Assigned task :: Make an exact copy of all the entries, with the pictures left out.

Source material ::
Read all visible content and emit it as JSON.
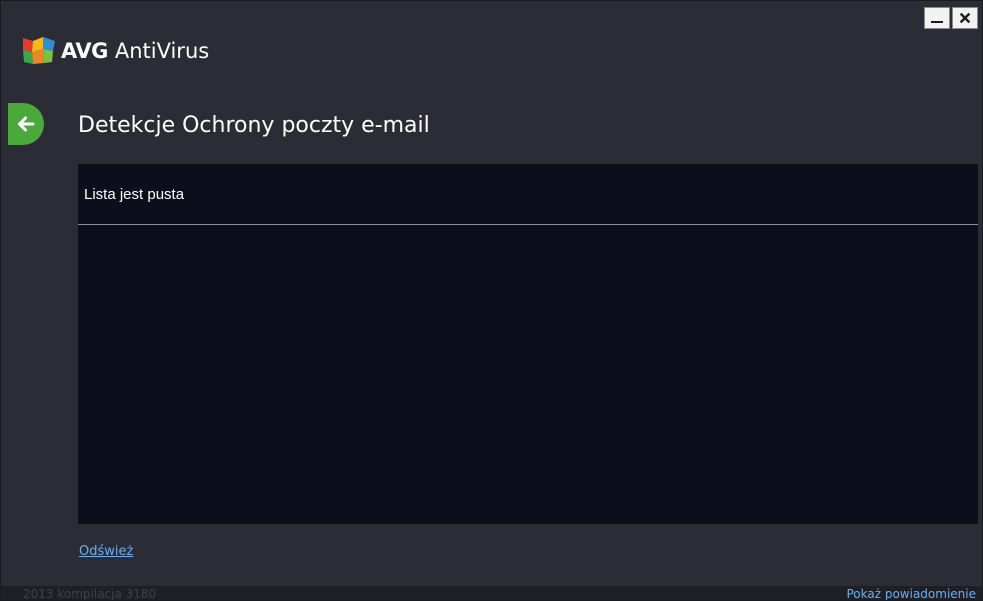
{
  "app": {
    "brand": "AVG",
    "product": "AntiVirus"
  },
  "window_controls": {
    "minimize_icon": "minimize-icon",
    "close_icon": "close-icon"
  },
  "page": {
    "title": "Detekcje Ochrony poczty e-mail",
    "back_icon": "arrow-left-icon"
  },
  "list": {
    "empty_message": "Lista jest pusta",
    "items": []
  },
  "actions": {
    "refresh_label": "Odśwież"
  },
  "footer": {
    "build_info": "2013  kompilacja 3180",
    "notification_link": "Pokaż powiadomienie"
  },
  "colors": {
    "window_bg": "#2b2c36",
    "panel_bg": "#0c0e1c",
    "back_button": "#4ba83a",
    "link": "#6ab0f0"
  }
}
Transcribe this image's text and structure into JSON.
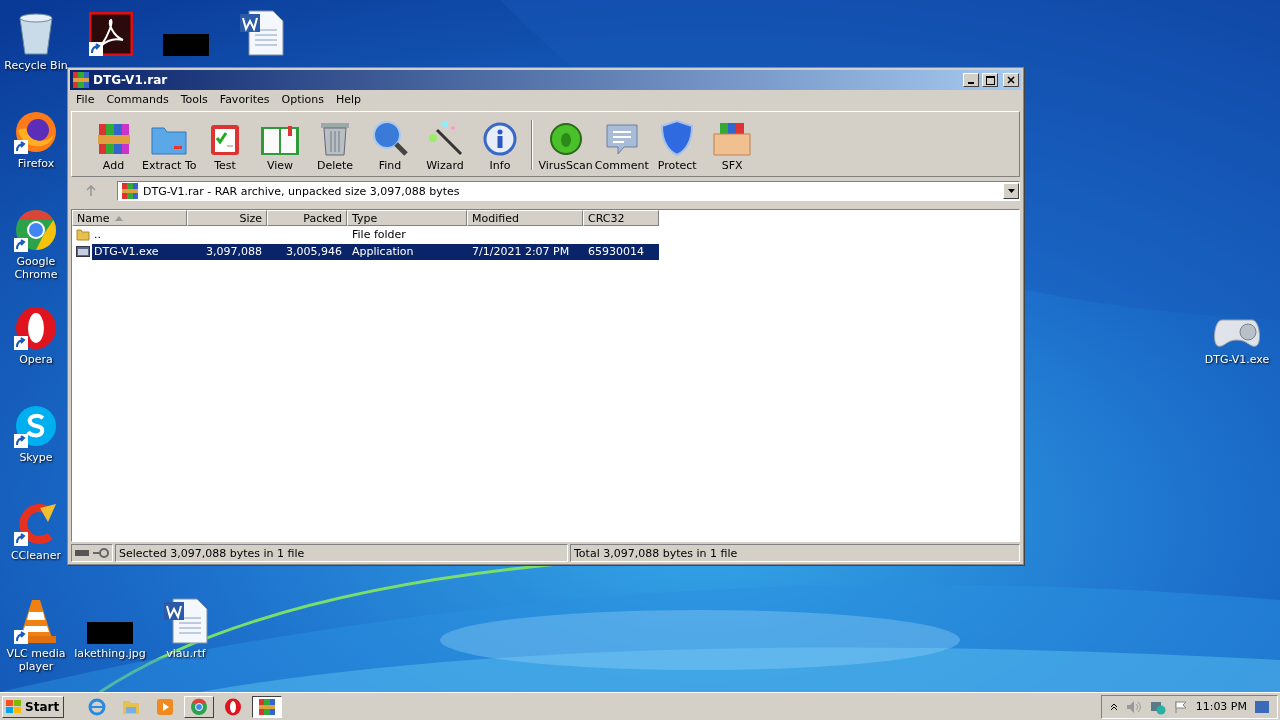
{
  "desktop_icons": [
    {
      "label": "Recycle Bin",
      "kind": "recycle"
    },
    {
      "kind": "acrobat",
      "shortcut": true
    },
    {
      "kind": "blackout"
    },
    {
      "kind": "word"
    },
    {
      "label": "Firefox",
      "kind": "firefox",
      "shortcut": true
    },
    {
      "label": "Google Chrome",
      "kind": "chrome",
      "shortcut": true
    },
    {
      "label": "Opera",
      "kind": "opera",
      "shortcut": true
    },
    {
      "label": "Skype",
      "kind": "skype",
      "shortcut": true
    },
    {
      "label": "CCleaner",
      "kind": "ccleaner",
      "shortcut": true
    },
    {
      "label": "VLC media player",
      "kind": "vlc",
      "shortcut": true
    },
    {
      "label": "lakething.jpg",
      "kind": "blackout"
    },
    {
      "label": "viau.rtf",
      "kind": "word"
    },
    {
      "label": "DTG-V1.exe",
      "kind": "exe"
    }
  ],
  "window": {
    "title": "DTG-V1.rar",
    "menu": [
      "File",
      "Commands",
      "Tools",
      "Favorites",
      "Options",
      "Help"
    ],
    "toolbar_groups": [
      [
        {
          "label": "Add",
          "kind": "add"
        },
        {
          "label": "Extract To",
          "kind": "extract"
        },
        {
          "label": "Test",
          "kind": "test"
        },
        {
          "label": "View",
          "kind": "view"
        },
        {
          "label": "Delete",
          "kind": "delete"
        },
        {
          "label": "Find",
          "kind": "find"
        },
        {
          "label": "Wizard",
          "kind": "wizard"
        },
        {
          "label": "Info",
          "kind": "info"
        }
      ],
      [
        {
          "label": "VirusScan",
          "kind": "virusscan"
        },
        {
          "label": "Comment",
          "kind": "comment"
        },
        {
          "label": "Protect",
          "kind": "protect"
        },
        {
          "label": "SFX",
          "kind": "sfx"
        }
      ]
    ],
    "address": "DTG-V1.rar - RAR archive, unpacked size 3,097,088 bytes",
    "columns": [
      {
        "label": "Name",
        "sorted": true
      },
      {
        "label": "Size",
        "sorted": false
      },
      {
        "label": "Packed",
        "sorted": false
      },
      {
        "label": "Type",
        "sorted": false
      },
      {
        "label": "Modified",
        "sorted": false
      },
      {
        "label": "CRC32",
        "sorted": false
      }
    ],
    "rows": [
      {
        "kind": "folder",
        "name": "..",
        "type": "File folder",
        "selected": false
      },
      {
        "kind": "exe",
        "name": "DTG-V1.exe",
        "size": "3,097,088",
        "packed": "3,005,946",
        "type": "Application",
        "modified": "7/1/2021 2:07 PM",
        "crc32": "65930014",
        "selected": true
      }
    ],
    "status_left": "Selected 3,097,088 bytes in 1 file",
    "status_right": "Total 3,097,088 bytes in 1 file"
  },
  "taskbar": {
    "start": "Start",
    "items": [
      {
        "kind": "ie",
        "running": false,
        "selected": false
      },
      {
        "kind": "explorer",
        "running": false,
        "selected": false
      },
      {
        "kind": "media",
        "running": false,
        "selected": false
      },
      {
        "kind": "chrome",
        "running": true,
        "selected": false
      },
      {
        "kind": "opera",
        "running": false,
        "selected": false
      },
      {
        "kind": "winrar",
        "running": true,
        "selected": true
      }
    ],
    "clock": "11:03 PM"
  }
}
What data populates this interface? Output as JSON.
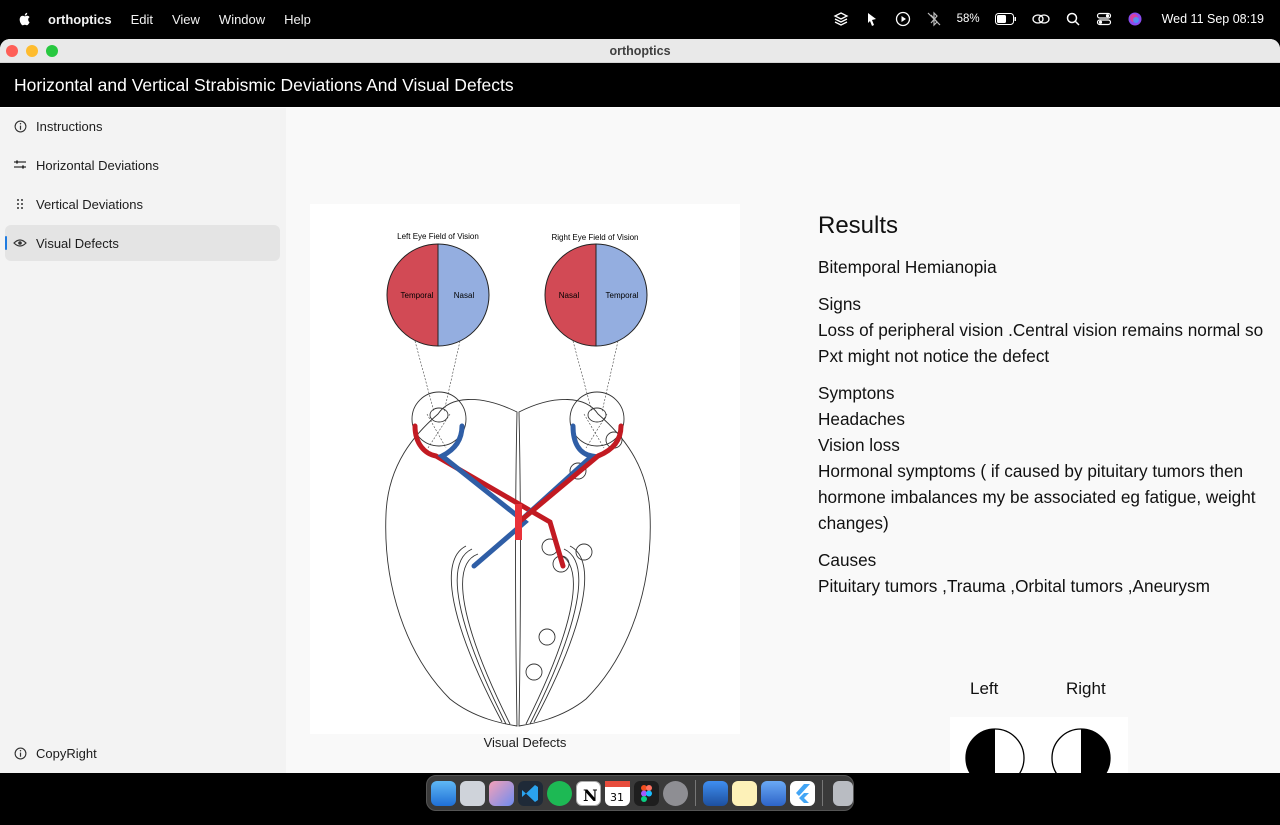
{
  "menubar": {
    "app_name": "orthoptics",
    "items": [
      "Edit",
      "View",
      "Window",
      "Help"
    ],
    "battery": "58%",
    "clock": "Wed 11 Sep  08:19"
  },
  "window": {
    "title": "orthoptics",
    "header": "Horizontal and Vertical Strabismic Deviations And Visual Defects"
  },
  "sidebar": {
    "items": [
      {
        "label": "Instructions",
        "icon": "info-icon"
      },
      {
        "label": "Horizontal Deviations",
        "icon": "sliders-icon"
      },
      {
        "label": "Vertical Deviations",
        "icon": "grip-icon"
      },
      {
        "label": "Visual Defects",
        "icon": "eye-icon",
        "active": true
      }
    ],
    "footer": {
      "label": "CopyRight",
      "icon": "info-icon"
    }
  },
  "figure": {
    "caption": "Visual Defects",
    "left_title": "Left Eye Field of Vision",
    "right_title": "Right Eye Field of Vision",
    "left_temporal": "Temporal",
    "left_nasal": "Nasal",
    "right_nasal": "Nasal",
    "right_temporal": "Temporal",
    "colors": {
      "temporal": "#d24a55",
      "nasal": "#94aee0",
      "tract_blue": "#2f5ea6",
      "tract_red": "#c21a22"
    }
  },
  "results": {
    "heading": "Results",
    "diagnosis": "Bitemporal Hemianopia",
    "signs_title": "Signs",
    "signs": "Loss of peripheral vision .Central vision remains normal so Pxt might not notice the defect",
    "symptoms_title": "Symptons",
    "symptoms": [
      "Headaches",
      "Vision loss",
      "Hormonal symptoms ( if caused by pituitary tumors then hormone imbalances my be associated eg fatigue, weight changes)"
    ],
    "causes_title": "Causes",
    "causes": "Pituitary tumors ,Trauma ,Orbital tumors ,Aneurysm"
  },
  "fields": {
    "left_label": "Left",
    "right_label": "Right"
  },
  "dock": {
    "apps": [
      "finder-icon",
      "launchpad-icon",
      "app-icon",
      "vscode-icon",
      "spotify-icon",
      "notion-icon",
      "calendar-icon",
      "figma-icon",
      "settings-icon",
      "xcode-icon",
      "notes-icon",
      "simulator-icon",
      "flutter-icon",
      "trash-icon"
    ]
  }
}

Task result ::
Read all visible content and emit it as JSON.
{
  "app": {
    "brand": "AVG",
    "product": "AntiVirus"
  },
  "window_controls": {
    "minimize_icon": "minimize-icon",
    "close_icon": "close-icon"
  },
  "page": {
    "title": "Detekcje Ochrony poczty e-mail",
    "back_icon": "arrow-left-icon"
  },
  "list": {
    "empty_message": "Lista jest pusta",
    "items": []
  },
  "actions": {
    "refresh_label": "Odśwież"
  },
  "footer": {
    "build_info": "2013  kompilacja 3180",
    "notification_link": "Pokaż powiadomienie"
  },
  "colors": {
    "window_bg": "#2b2c36",
    "panel_bg": "#0c0e1c",
    "back_button": "#4ba83a",
    "link": "#6ab0f0"
  }
}
Transcribe this image's text and structure into JSON.
{
  "desktop_icons": [
    {
      "label": "Recycle Bin",
      "kind": "recycle"
    },
    {
      "kind": "acrobat",
      "shortcut": true
    },
    {
      "kind": "blackout"
    },
    {
      "kind": "word"
    },
    {
      "label": "Firefox",
      "kind": "firefox",
      "shortcut": true
    },
    {
      "label": "Google Chrome",
      "kind": "chrome",
      "shortcut": true
    },
    {
      "label": "Opera",
      "kind": "opera",
      "shortcut": true
    },
    {
      "label": "Skype",
      "kind": "skype",
      "shortcut": true
    },
    {
      "label": "CCleaner",
      "kind": "ccleaner",
      "shortcut": true
    },
    {
      "label": "VLC media player",
      "kind": "vlc",
      "shortcut": true
    },
    {
      "label": "lakething.jpg",
      "kind": "blackout"
    },
    {
      "label": "viau.rtf",
      "kind": "word"
    },
    {
      "label": "DTG-V1.exe",
      "kind": "exe"
    }
  ],
  "window": {
    "title": "DTG-V1.rar",
    "menu": [
      "File",
      "Commands",
      "Tools",
      "Favorites",
      "Options",
      "Help"
    ],
    "toolbar_groups": [
      [
        {
          "label": "Add",
          "kind": "add"
        },
        {
          "label": "Extract To",
          "kind": "extract"
        },
        {
          "label": "Test",
          "kind": "test"
        },
        {
          "label": "View",
          "kind": "view"
        },
        {
          "label": "Delete",
          "kind": "delete"
        },
        {
          "label": "Find",
          "kind": "find"
        },
        {
          "label": "Wizard",
          "kind": "wizard"
        },
        {
          "label": "Info",
          "kind": "info"
        }
      ],
      [
        {
          "label": "VirusScan",
          "kind": "virusscan"
        },
        {
          "label": "Comment",
          "kind": "comment"
        },
        {
          "label": "Protect",
          "kind": "protect"
        },
        {
          "label": "SFX",
          "kind": "sfx"
        }
      ]
    ],
    "address": "DTG-V1.rar - RAR archive, unpacked size 3,097,088 bytes",
    "columns": [
      {
        "label": "Name",
        "sorted": true
      },
      {
        "label": "Size",
        "sorted": false
      },
      {
        "label": "Packed",
        "sorted": false
      },
      {
        "label": "Type",
        "sorted": false
      },
      {
        "label": "Modified",
        "sorted": false
      },
      {
        "label": "CRC32",
        "sorted": false
      }
    ],
    "rows": [
      {
        "kind": "folder",
        "name": "..",
        "type": "File folder",
        "selected": false
      },
      {
        "kind": "exe",
        "name": "DTG-V1.exe",
        "size": "3,097,088",
        "packed": "3,005,946",
        "type": "Application",
        "modified": "7/1/2021 2:07 PM",
        "crc32": "65930014",
        "selected": true
      }
    ],
    "status_left": "Selected 3,097,088 bytes in 1 file",
    "status_right": "Total 3,097,088 bytes in 1 file"
  },
  "taskbar": {
    "start": "Start",
    "items": [
      {
        "kind": "ie",
        "running": false,
        "selected": false
      },
      {
        "kind": "explorer",
        "running": false,
        "selected": false
      },
      {
        "kind": "media",
        "running": false,
        "selected": false
      },
      {
        "kind": "chrome",
        "running": true,
        "selected": false
      },
      {
        "kind": "opera",
        "running": false,
        "selected": false
      },
      {
        "kind": "winrar",
        "running": true,
        "selected": true
      }
    ],
    "clock": "11:03 PM"
  }
}
What data populates this interface? Output as JSON.
{
  "menubar": {
    "app_name": "orthoptics",
    "items": [
      "Edit",
      "View",
      "Window",
      "Help"
    ],
    "battery": "58%",
    "clock": "Wed 11 Sep  08:19"
  },
  "window": {
    "title": "orthoptics",
    "header": "Horizontal and Vertical Strabismic Deviations And Visual Defects"
  },
  "sidebar": {
    "items": [
      {
        "label": "Instructions",
        "icon": "info-icon"
      },
      {
        "label": "Horizontal Deviations",
        "icon": "sliders-icon"
      },
      {
        "label": "Vertical Deviations",
        "icon": "grip-icon"
      },
      {
        "label": "Visual Defects",
        "icon": "eye-icon",
        "active": true
      }
    ],
    "footer": {
      "label": "CopyRight",
      "icon": "info-icon"
    }
  },
  "figure": {
    "caption": "Visual Defects",
    "left_title": "Left Eye Field of Vision",
    "right_title": "Right Eye Field of Vision",
    "left_temporal": "Temporal",
    "left_nasal": "Nasal",
    "right_nasal": "Nasal",
    "right_temporal": "Temporal",
    "colors": {
      "temporal": "#d24a55",
      "nasal": "#94aee0",
      "tract_blue": "#2f5ea6",
      "tract_red": "#c21a22"
    }
  },
  "results": {
    "heading": "Results",
    "diagnosis": "Bitemporal Hemianopia",
    "signs_title": "Signs",
    "signs": "Loss of peripheral vision .Central vision remains normal so Pxt might not notice the defect",
    "symptoms_title": "Symptons",
    "symptoms": [
      "Headaches",
      "Vision loss",
      "Hormonal symptoms ( if caused by pituitary tumors then hormone imbalances my be associated eg fatigue, weight changes)"
    ],
    "causes_title": "Causes",
    "causes": "Pituitary tumors ,Trauma ,Orbital tumors ,Aneurysm"
  },
  "fields": {
    "left_label": "Left",
    "right_label": "Right"
  },
  "dock": {
    "apps": [
      "finder-icon",
      "launchpad-icon",
      "app-icon",
      "vscode-icon",
      "spotify-icon",
      "notion-icon",
      "calendar-icon",
      "figma-icon",
      "settings-icon",
      "xcode-icon",
      "notes-icon",
      "simulator-icon",
      "flutter-icon",
      "trash-icon"
    ]
  }
}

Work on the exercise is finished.